(Stored items)
----------------------------------------
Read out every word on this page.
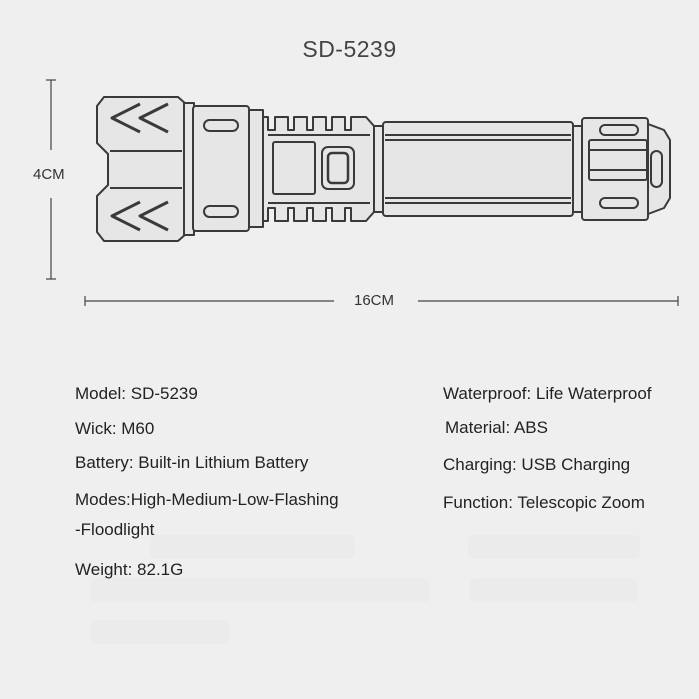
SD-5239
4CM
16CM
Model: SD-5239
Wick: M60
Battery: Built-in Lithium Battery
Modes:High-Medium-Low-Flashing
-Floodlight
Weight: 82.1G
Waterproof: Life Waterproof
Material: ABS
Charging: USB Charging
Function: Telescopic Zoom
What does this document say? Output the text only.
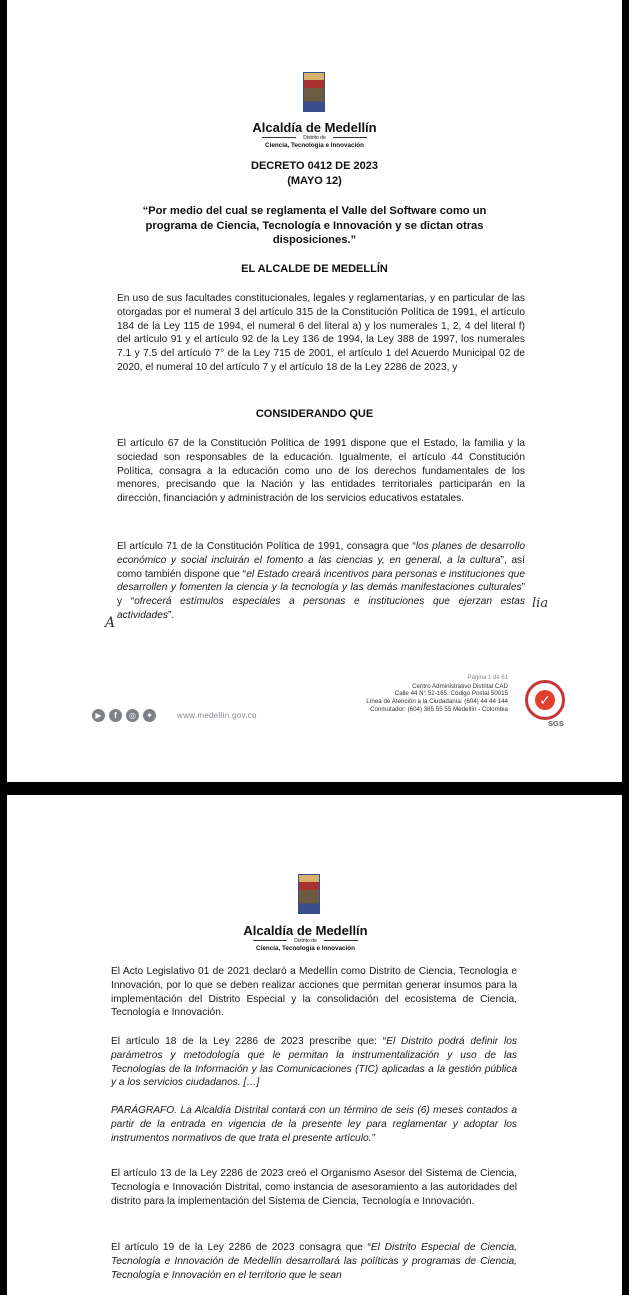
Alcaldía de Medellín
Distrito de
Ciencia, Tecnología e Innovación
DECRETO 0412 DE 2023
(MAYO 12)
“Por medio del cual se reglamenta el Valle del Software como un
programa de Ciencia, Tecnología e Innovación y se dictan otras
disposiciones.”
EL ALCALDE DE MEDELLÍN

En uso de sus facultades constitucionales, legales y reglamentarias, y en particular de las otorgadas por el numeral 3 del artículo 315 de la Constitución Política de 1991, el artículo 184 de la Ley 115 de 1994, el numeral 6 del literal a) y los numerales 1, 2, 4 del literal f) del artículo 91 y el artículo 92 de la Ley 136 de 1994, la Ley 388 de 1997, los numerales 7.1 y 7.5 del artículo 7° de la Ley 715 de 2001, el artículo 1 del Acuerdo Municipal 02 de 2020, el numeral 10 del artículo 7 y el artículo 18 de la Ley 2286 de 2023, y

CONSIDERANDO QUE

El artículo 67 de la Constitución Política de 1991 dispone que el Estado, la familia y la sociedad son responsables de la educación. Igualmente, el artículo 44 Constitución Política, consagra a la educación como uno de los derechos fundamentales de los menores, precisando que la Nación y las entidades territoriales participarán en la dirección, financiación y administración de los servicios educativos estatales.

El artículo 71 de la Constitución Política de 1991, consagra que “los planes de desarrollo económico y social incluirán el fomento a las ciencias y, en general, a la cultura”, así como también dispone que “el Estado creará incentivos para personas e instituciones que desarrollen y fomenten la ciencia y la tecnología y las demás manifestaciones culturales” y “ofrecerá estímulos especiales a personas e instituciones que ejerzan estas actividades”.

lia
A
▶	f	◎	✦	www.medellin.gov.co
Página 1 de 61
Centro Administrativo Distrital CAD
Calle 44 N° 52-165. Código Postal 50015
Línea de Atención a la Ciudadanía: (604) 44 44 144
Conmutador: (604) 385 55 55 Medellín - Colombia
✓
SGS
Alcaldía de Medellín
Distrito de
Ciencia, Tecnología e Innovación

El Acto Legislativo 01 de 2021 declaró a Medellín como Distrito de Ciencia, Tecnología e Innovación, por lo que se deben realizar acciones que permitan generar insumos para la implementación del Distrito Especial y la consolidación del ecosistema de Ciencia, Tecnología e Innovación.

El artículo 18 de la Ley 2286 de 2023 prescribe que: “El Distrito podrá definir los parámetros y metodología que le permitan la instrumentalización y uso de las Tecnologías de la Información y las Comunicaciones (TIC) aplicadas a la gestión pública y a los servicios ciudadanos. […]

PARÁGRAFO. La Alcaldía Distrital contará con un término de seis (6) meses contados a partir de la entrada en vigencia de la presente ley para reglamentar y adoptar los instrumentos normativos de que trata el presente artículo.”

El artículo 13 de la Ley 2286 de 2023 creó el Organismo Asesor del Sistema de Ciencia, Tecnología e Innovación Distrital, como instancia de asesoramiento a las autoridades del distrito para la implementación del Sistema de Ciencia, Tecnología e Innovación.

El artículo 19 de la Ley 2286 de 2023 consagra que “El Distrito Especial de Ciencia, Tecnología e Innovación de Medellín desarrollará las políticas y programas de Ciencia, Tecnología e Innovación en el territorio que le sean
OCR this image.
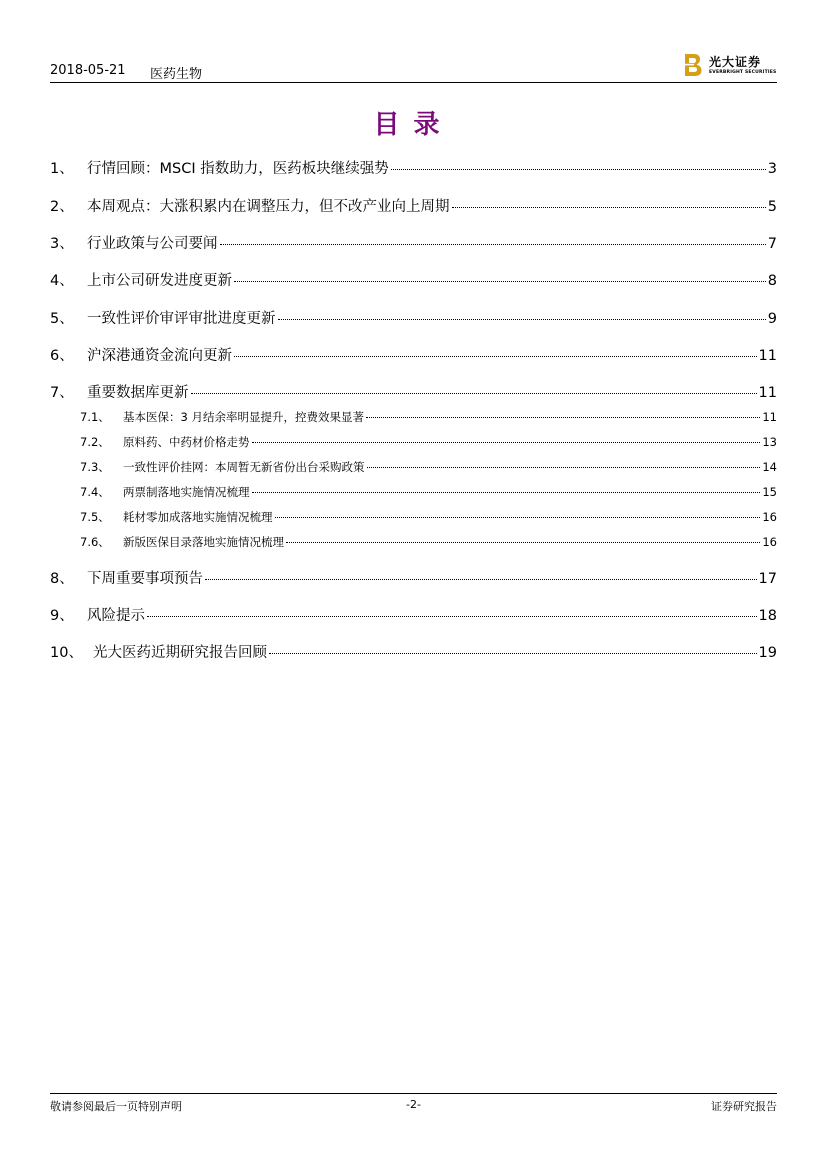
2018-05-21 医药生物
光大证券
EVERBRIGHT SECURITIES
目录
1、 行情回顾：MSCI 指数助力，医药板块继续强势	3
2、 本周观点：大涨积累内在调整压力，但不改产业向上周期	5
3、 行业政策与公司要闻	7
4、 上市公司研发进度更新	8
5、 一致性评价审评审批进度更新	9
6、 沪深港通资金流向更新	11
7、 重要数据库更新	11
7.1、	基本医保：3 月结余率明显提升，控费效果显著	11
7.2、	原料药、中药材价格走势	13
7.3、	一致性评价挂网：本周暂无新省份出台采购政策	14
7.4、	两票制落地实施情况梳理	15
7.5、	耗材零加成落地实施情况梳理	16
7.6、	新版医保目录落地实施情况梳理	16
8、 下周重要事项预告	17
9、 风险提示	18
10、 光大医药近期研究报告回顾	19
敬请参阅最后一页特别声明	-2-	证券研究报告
----------------------------------------
Retype the data above exactly; pictures are not part of the copy.

Read out every word on this page.
SD-5239
4CM
16CM
Model: SD-5239
Wick: M60
Battery: Built-in Lithium Battery
Modes:High-Medium-Low-Flashing
-Floodlight
Weight: 82.1G
Waterproof: Life Waterproof
Material: ABS
Charging: USB Charging
Function: Telescopic Zoom
What does this document say? Output the text only.
Alcaldía de Medellín
Distrito de
Ciencia, Tecnología e Innovación
DECRETO 0412 DE 2023
(MAYO 12)
“Por medio del cual se reglamenta el Valle del Software como un
programa de Ciencia, Tecnología e Innovación y se dictan otras
disposiciones.”
EL ALCALDE DE MEDELLÍN

En uso de sus facultades constitucionales, legales y reglamentarias, y en particular de las otorgadas por el numeral 3 del artículo 315 de la Constitución Política de 1991, el artículo 184 de la Ley 115 de 1994, el numeral 6 del literal a) y los numerales 1, 2, 4 del literal f) del artículo 91 y el artículo 92 de la Ley 136 de 1994, la Ley 388 de 1997, los numerales 7.1 y 7.5 del artículo 7° de la Ley 715 de 2001, el artículo 1 del Acuerdo Municipal 02 de 2020, el numeral 10 del artículo 7 y el artículo 18 de la Ley 2286 de 2023, y

CONSIDERANDO QUE

El artículo 67 de la Constitución Política de 1991 dispone que el Estado, la familia y la sociedad son responsables de la educación. Igualmente, el artículo 44 Constitución Política, consagra a la educación como uno de los derechos fundamentales de los menores, precisando que la Nación y las entidades territoriales participarán en la dirección, financiación y administración de los servicios educativos estatales.

El artículo 71 de la Constitución Política de 1991, consagra que “los planes de desarrollo económico y social incluirán el fomento a las ciencias y, en general, a la cultura”, así como también dispone que “el Estado creará incentivos para personas e instituciones que desarrollen y fomenten la ciencia y la tecnología y las demás manifestaciones culturales” y “ofrecerá estímulos especiales a personas e instituciones que ejerzan estas actividades”.

lia
A
▶	f	◎	✦	www.medellin.gov.co
Página 1 de 61
Centro Administrativo Distrital CAD
Calle 44 N° 52-165. Código Postal 50015
Línea de Atención a la Ciudadanía: (604) 44 44 144
Conmutador: (604) 385 55 55 Medellín - Colombia
✓
SGS
Alcaldía de Medellín
Distrito de
Ciencia, Tecnología e Innovación

El Acto Legislativo 01 de 2021 declaró a Medellín como Distrito de Ciencia, Tecnología e Innovación, por lo que se deben realizar acciones que permitan generar insumos para la implementación del Distrito Especial y la consolidación del ecosistema de Ciencia, Tecnología e Innovación.

El artículo 18 de la Ley 2286 de 2023 prescribe que: “El Distrito podrá definir los parámetros y metodología que le permitan la instrumentalización y uso de las Tecnologías de la Información y las Comunicaciones (TIC) aplicadas a la gestión pública y a los servicios ciudadanos. […]

PARÁGRAFO. La Alcaldía Distrital contará con un término de seis (6) meses contados a partir de la entrada en vigencia de la presente ley para reglamentar y adoptar los instrumentos normativos de que trata el presente artículo.”

El artículo 13 de la Ley 2286 de 2023 creó el Organismo Asesor del Sistema de Ciencia, Tecnología e Innovación Distrital, como instancia de asesoramiento a las autoridades del distrito para la implementación del Sistema de Ciencia, Tecnología e Innovación.

El artículo 19 de la Ley 2286 de 2023 consagra que “El Distrito Especial de Ciencia, Tecnología e Innovación de Medellín desarrollará las políticas y programas de Ciencia, Tecnología e Innovación en el territorio que le sean
OCR this image.
2018-05-21 医药生物
光大证券
EVERBRIGHT SECURITIES
目录
1、 行情回顾：MSCI 指数助力，医药板块继续强势	3
2、 本周观点：大涨积累内在调整压力，但不改产业向上周期	5
3、 行业政策与公司要闻	7
4、 上市公司研发进度更新	8
5、 一致性评价审评审批进度更新	9
6、 沪深港通资金流向更新	11
7、 重要数据库更新	11
7.1、	基本医保：3 月结余率明显提升，控费效果显著	11
7.2、	原料药、中药材价格走势	13
7.3、	一致性评价挂网：本周暂无新省份出台采购政策	14
7.4、	两票制落地实施情况梳理	15
7.5、	耗材零加成落地实施情况梳理	16
7.6、	新版医保目录落地实施情况梳理	16
8、 下周重要事项预告	17
9、 风险提示	18
10、 光大医药近期研究报告回顾	19
敬请参阅最后一页特别声明	-2-	证券研究报告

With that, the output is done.